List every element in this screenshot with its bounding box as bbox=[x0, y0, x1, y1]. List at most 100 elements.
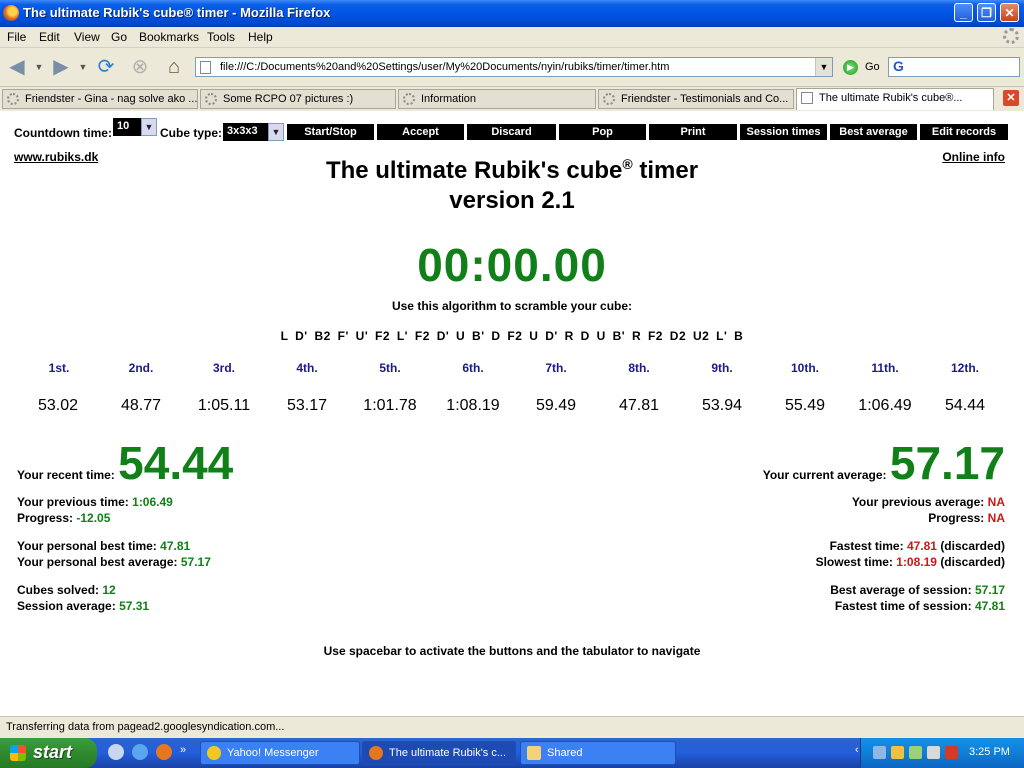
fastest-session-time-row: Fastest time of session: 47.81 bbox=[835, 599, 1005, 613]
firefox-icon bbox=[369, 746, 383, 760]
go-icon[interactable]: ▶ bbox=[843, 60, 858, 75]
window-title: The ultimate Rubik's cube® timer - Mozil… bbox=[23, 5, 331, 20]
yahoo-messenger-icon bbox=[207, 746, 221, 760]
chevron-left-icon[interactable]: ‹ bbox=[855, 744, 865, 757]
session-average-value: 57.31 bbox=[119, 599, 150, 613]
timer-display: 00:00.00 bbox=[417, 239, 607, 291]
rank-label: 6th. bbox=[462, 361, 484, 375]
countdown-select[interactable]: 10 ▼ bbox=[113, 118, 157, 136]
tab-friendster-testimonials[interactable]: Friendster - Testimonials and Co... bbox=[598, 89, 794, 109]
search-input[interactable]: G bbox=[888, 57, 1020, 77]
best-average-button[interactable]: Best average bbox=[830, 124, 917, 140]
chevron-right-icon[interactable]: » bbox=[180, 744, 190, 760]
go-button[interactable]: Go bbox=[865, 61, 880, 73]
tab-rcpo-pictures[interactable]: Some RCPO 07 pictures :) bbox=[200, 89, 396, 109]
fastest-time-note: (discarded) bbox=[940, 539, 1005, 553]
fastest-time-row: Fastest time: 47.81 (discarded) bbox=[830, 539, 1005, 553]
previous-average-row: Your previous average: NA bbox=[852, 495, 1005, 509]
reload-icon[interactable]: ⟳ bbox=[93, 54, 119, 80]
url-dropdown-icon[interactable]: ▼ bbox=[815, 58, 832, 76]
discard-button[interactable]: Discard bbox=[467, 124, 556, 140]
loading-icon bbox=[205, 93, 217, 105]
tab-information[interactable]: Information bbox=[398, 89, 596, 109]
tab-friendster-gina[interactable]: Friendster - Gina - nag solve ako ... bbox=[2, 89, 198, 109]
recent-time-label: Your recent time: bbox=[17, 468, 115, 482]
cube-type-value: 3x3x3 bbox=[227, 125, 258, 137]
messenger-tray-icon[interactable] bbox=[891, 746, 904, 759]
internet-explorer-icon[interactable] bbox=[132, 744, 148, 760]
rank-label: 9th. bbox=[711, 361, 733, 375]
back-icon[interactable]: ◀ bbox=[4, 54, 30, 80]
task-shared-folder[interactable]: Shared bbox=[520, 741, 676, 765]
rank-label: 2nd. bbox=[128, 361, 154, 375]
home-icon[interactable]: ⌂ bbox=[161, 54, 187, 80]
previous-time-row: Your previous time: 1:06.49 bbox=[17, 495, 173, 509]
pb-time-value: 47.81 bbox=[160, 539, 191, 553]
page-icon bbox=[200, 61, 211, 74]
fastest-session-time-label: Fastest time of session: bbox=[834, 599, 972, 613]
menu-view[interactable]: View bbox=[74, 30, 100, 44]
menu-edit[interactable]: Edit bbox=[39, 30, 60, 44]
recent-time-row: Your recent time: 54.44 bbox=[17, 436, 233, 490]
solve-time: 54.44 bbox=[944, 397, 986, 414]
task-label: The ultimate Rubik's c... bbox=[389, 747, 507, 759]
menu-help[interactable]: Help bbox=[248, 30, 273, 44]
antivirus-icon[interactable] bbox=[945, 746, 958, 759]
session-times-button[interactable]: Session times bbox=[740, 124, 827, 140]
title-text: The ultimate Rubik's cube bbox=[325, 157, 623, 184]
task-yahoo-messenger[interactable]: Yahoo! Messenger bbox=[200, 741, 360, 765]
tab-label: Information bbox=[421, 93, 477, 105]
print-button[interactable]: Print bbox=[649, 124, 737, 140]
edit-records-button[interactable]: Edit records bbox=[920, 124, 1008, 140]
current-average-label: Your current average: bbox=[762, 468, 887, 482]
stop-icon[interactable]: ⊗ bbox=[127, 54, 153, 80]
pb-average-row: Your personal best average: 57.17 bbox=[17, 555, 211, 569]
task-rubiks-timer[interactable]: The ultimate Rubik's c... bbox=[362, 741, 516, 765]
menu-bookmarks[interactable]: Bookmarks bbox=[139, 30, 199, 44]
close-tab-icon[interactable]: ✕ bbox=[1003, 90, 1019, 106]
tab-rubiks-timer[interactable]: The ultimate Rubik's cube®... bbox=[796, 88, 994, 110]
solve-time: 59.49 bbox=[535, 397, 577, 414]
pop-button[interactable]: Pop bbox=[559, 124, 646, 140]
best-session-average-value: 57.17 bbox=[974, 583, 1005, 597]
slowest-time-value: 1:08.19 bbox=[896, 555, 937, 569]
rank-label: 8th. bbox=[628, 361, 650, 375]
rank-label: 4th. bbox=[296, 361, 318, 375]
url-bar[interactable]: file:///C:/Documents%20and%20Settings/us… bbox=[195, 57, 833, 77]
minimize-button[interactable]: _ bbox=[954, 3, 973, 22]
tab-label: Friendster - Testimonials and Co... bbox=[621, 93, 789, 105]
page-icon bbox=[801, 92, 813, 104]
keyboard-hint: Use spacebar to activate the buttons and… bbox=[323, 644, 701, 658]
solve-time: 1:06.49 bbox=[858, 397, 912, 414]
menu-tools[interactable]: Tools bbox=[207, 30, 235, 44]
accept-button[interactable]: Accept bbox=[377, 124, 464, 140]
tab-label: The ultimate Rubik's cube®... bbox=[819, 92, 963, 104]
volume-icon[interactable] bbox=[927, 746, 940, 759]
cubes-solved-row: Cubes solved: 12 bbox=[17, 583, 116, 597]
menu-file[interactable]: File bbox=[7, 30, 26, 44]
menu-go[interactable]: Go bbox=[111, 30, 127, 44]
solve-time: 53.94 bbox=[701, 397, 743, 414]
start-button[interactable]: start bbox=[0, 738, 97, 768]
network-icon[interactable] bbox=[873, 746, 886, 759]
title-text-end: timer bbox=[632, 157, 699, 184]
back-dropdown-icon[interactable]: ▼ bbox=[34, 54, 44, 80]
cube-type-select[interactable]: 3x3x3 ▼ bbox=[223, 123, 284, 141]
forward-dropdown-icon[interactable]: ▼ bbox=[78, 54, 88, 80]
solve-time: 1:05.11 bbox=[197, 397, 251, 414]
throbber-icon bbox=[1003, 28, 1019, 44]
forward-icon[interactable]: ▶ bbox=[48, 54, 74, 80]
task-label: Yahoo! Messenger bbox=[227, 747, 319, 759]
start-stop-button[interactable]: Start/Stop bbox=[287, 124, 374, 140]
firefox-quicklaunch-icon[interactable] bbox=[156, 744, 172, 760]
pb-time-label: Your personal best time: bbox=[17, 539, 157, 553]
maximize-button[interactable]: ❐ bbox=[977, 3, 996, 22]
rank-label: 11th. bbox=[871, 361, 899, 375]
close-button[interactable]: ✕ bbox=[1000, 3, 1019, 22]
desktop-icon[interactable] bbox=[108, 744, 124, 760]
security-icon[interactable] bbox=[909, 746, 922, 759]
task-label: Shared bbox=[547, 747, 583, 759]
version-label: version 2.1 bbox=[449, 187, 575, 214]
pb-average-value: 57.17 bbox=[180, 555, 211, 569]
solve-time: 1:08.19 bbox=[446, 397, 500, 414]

▶ _TO DO_:
Could you return the whole listing exactly, images excluded?

▶ _EXERCISE OUTPUT_:
List every element in this screenshot with its bounding box as bbox=[x0, y0, x1, y1]. List at most 100 elements.
fastest-session-time-row: Fastest time of session: 47.81 bbox=[835, 599, 1005, 613]
firefox-icon bbox=[369, 746, 383, 760]
go-icon[interactable]: ▶ bbox=[843, 60, 858, 75]
window-title: The ultimate Rubik's cube® timer - Mozil… bbox=[23, 5, 331, 20]
yahoo-messenger-icon bbox=[207, 746, 221, 760]
chevron-left-icon[interactable]: ‹ bbox=[855, 744, 865, 757]
session-average-value: 57.31 bbox=[119, 599, 150, 613]
timer-display: 00:00.00 bbox=[417, 239, 607, 291]
rank-label: 6th. bbox=[462, 361, 484, 375]
countdown-select[interactable]: 10 ▼ bbox=[113, 118, 157, 136]
tab-friendster-testimonials[interactable]: Friendster - Testimonials and Co... bbox=[598, 89, 794, 109]
search-input[interactable]: G bbox=[888, 57, 1020, 77]
best-average-button[interactable]: Best average bbox=[830, 124, 917, 140]
chevron-right-icon[interactable]: » bbox=[180, 744, 190, 760]
go-button[interactable]: Go bbox=[865, 61, 880, 73]
tab-rcpo-pictures[interactable]: Some RCPO 07 pictures :) bbox=[200, 89, 396, 109]
fastest-time-note: (discarded) bbox=[940, 539, 1005, 553]
fastest-time-row: Fastest time: 47.81 (discarded) bbox=[830, 539, 1005, 553]
previous-average-row: Your previous average: NA bbox=[852, 495, 1005, 509]
reload-icon[interactable]: ⟳ bbox=[93, 54, 119, 80]
url-dropdown-icon[interactable]: ▼ bbox=[815, 58, 832, 76]
discard-button[interactable]: Discard bbox=[467, 124, 556, 140]
loading-icon bbox=[205, 93, 217, 105]
tab-information[interactable]: Information bbox=[398, 89, 596, 109]
tab-friendster-gina[interactable]: Friendster - Gina - nag solve ako ... bbox=[2, 89, 198, 109]
recent-time-label: Your recent time: bbox=[17, 468, 115, 482]
cube-type-value: 3x3x3 bbox=[227, 125, 258, 137]
messenger-tray-icon[interactable] bbox=[891, 746, 904, 759]
internet-explorer-icon[interactable] bbox=[132, 744, 148, 760]
rank-label: 9th. bbox=[711, 361, 733, 375]
back-icon[interactable]: ◀ bbox=[4, 54, 30, 80]
task-shared-folder[interactable]: Shared bbox=[520, 741, 676, 765]
rank-label: 2nd. bbox=[128, 361, 154, 375]
home-icon[interactable]: ⌂ bbox=[161, 54, 187, 80]
previous-time-row: Your previous time: 1:06.49 bbox=[17, 495, 173, 509]
pb-time-value: 47.81 bbox=[160, 539, 191, 553]
page-icon bbox=[200, 61, 211, 74]
fastest-session-time-label: Fastest time of session: bbox=[834, 599, 972, 613]
menu-view[interactable]: View bbox=[74, 30, 100, 44]
menu-edit[interactable]: Edit bbox=[39, 30, 60, 44]
recent-time-row: Your recent time: 54.44 bbox=[17, 436, 233, 490]
solve-time: 54.44 bbox=[944, 397, 986, 414]
task-label: The ultimate Rubik's c... bbox=[389, 747, 507, 759]
menu-help[interactable]: Help bbox=[248, 30, 273, 44]
antivirus-icon[interactable] bbox=[945, 746, 958, 759]
session-times-button[interactable]: Session times bbox=[740, 124, 827, 140]
title-text: The ultimate Rubik's cube bbox=[325, 157, 623, 184]
task-yahoo-messenger[interactable]: Yahoo! Messenger bbox=[200, 741, 360, 765]
tab-label: Information bbox=[421, 93, 477, 105]
print-button[interactable]: Print bbox=[649, 124, 737, 140]
edit-records-button[interactable]: Edit records bbox=[920, 124, 1008, 140]
current-average-label: Your current average: bbox=[762, 468, 887, 482]
stop-icon[interactable]: ⊗ bbox=[127, 54, 153, 80]
pb-average-row: Your personal best average: 57.17 bbox=[17, 555, 211, 569]
task-rubiks-timer[interactable]: The ultimate Rubik's c... bbox=[362, 741, 516, 765]
menu-bookmarks[interactable]: Bookmarks bbox=[139, 30, 199, 44]
close-tab-icon[interactable]: ✕ bbox=[1003, 90, 1019, 106]
tab-rubiks-timer[interactable]: The ultimate Rubik's cube®... bbox=[796, 88, 994, 110]
solve-time: 59.49 bbox=[535, 397, 577, 414]
pop-button[interactable]: Pop bbox=[559, 124, 646, 140]
best-session-average-value: 57.17 bbox=[974, 583, 1005, 597]
slowest-time-value: 1:08.19 bbox=[896, 555, 937, 569]
rank-label: 8th. bbox=[628, 361, 650, 375]
rank-label: 4th. bbox=[296, 361, 318, 375]
url-bar[interactable]: file:///C:/Documents%20and%20Settings/us… bbox=[195, 57, 833, 77]
minimize-button[interactable]: _ bbox=[954, 3, 973, 22]
tab-label: Friendster - Testimonials and Co... bbox=[621, 93, 789, 105]
page-icon bbox=[801, 92, 813, 104]
keyboard-hint: Use spacebar to activate the buttons and… bbox=[323, 644, 701, 658]
solve-time: 1:06.49 bbox=[858, 397, 912, 414]
menu-tools[interactable]: Tools bbox=[207, 30, 235, 44]
accept-button[interactable]: Accept bbox=[377, 124, 464, 140]
tab-label: The ultimate Rubik's cube®... bbox=[819, 92, 963, 104]
volume-icon[interactable] bbox=[927, 746, 940, 759]
cubes-solved-row: Cubes solved: 12 bbox=[17, 583, 116, 597]
menu-file[interactable]: File bbox=[7, 30, 26, 44]
menu-go[interactable]: Go bbox=[111, 30, 127, 44]
solve-time: 53.94 bbox=[701, 397, 743, 414]
start-button[interactable]: start bbox=[0, 738, 97, 768]
network-icon[interactable] bbox=[873, 746, 886, 759]
title-text-end: timer bbox=[632, 157, 699, 184]
back-dropdown-icon[interactable]: ▼ bbox=[34, 54, 44, 80]
cube-type-select[interactable]: 3x3x3 ▼ bbox=[223, 123, 284, 141]
forward-dropdown-icon[interactable]: ▼ bbox=[78, 54, 88, 80]
solve-time: 1:05.11 bbox=[197, 397, 251, 414]
throbber-icon bbox=[1003, 28, 1019, 44]
forward-icon[interactable]: ▶ bbox=[48, 54, 74, 80]
task-label: Yahoo! Messenger bbox=[227, 747, 319, 759]
start-stop-button[interactable]: Start/Stop bbox=[287, 124, 374, 140]
firefox-quicklaunch-icon[interactable] bbox=[156, 744, 172, 760]
pb-time-label: Your personal best time: bbox=[17, 539, 157, 553]
maximize-button[interactable]: ❐ bbox=[977, 3, 996, 22]
rank-label: 11th. bbox=[871, 361, 899, 375]
close-button[interactable]: ✕ bbox=[1000, 3, 1019, 22]
desktop-icon[interactable] bbox=[108, 744, 124, 760]
security-icon[interactable] bbox=[909, 746, 922, 759]
task-label: Shared bbox=[547, 747, 583, 759]
version-label: version 2.1 bbox=[449, 187, 575, 214]
pb-average-value: 57.17 bbox=[180, 555, 211, 569]
solve-time: 1:08.19 bbox=[446, 397, 500, 414]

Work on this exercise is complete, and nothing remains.